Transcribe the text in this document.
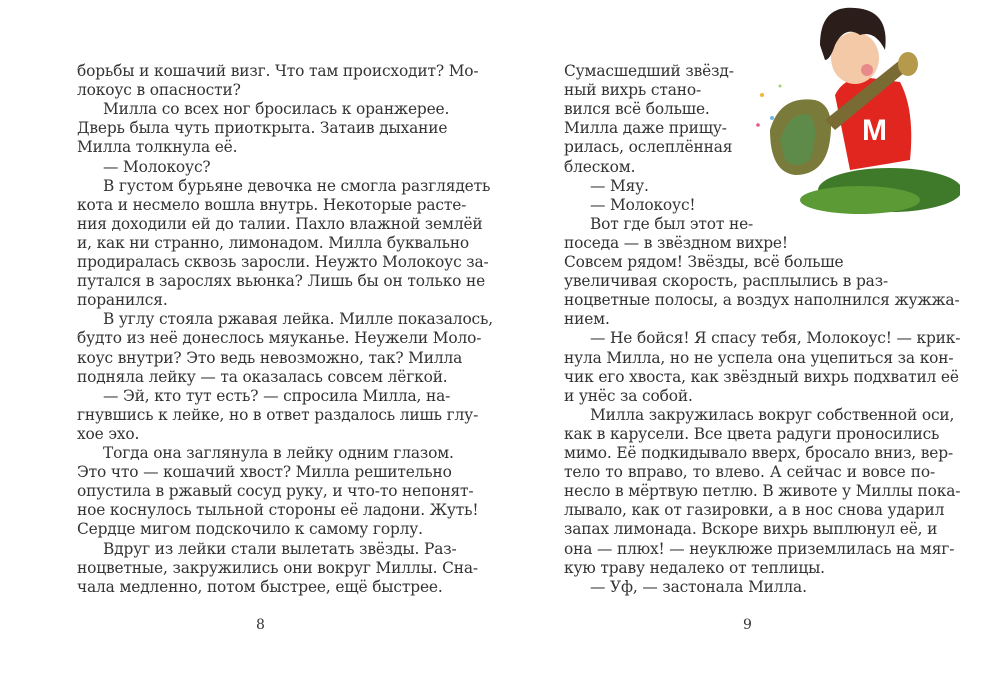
борьбы и кошачий визг. Что там происходит? Мо-
локоус в опасности?
Милла со всех ног бросилась к оранжерее.
Дверь была чуть приоткрыта. Затаив дыхание
Милла толкнула её.
— Молокоус?
В густом бурьяне девочка не смогла разглядеть
кота и несмело вошла внутрь. Некоторые расте-
ния доходили ей до талии. Пахло влажной землёй
и, как ни странно, лимонадом. Милла буквально
продиралась сквозь заросли. Неужто Молокоус за-
путался в зарослях вьюнка? Лишь бы он только не
поранился.
В углу стояла ржавая лейка. Милле показалось,
будто из неё донеслось мяуканье. Неужели Моло-
коус внутри? Это ведь невозможно, так? Милла
подняла лейку — та оказалась совсем лёгкой.
— Эй, кто тут есть? — спросила Милла, на-
гнувшись к лейке, но в ответ раздалось лишь глу-
хое эхо.
Тогда она заглянула в лейку одним глазом.
Это что — кошачий хвост? Милла решительно
опустила в ржавый сосуд руку, и что-то непонят-
ное коснулось тыльной стороны её ладони. Жуть!
Сердце мигом подскочило к самому горлу.
Вдруг из лейки стали вылетать звёзды. Раз-
ноцветные, закружились они вокруг Миллы. Сна-
чала медленно, потом быстрее, ещё быстрее.
8
Сумасшедший звёзд-
ный вихрь стано-
вился всё больше.
Милла даже прищу-
рилась, ослеплённая
блеском.
— Мяу.
— Молокоус!
Вот где был этот не-
поседа — в звёздном вихре!
Совсем рядом! Звёзды, всё больше
увеличивая скорость, расплылись в раз-
ноцветные полосы, а воздух наполнился жужжа-
нием.
— Не бойся! Я спасу тебя, Молокоус! — крик-
нула Милла, но не успела она уцепиться за кон-
чик его хвоста, как звёздный вихрь подхватил её
и унёс за собой.
Милла закружилась вокруг собственной оси,
как в карусели. Все цвета радуги проносились
мимо. Её подкидывало вверх, бросало вниз, вер-
тело то вправо, то влево. А сейчас и вовсе по-
несло в мёртвую петлю. В животе у Миллы пока-
лывало, как от газировки, а в нос снова ударил
запах лимонада. Вскоре вихрь выплюнул её, и
она — плюх! — неуклюже приземлилась на мяг-
кую траву недалеко от теплицы.
— Уф, — застонала Милла.
9
M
---
What is required: Write the listing above out again exactly, dropping each image.

Task result:
Transcribe the text in this document.
борьбы и кошачий визг. Что там происходит? Мо-
локоус в опасности?
Милла со всех ног бросилась к оранжерее.
Дверь была чуть приоткрыта. Затаив дыхание
Милла толкнула её.
— Молокоус?
В густом бурьяне девочка не смогла разглядеть
кота и несмело вошла внутрь. Некоторые расте-
ния доходили ей до талии. Пахло влажной землёй
и, как ни странно, лимонадом. Милла буквально
продиралась сквозь заросли. Неужто Молокоус за-
путался в зарослях вьюнка? Лишь бы он только не
поранился.
В углу стояла ржавая лейка. Милле показалось,
будто из неё донеслось мяуканье. Неужели Моло-
коус внутри? Это ведь невозможно, так? Милла
подняла лейку — та оказалась совсем лёгкой.
— Эй, кто тут есть? — спросила Милла, на-
гнувшись к лейке, но в ответ раздалось лишь глу-
хое эхо.
Тогда она заглянула в лейку одним глазом.
Это что — кошачий хвост? Милла решительно
опустила в ржавый сосуд руку, и что-то непонят-
ное коснулось тыльной стороны её ладони. Жуть!
Сердце мигом подскочило к самому горлу.
Вдруг из лейки стали вылетать звёзды. Раз-
ноцветные, закружились они вокруг Миллы. Сна-
чала медленно, потом быстрее, ещё быстрее.
8
Сумасшедший звёзд-
ный вихрь стано-
вился всё больше.
Милла даже прищу-
рилась, ослеплённая
блеском.
— Мяу.
— Молокоус!
Вот где был этот не-
поседа — в звёздном вихре!
Совсем рядом! Звёзды, всё больше
увеличивая скорость, расплылись в раз-
ноцветные полосы, а воздух наполнился жужжа-
нием.
— Не бойся! Я спасу тебя, Молокоус! — крик-
нула Милла, но не успела она уцепиться за кон-
чик его хвоста, как звёздный вихрь подхватил её
и унёс за собой.
Милла закружилась вокруг собственной оси,
как в карусели. Все цвета радуги проносились
мимо. Её подкидывало вверх, бросало вниз, вер-
тело то вправо, то влево. А сейчас и вовсе по-
несло в мёртвую петлю. В животе у Миллы пока-
лывало, как от газировки, а в нос снова ударил
запах лимонада. Вскоре вихрь выплюнул её, и
она — плюх! — неуклюже приземлилась на мяг-
кую траву недалеко от теплицы.
— Уф, — застонала Милла.
9
M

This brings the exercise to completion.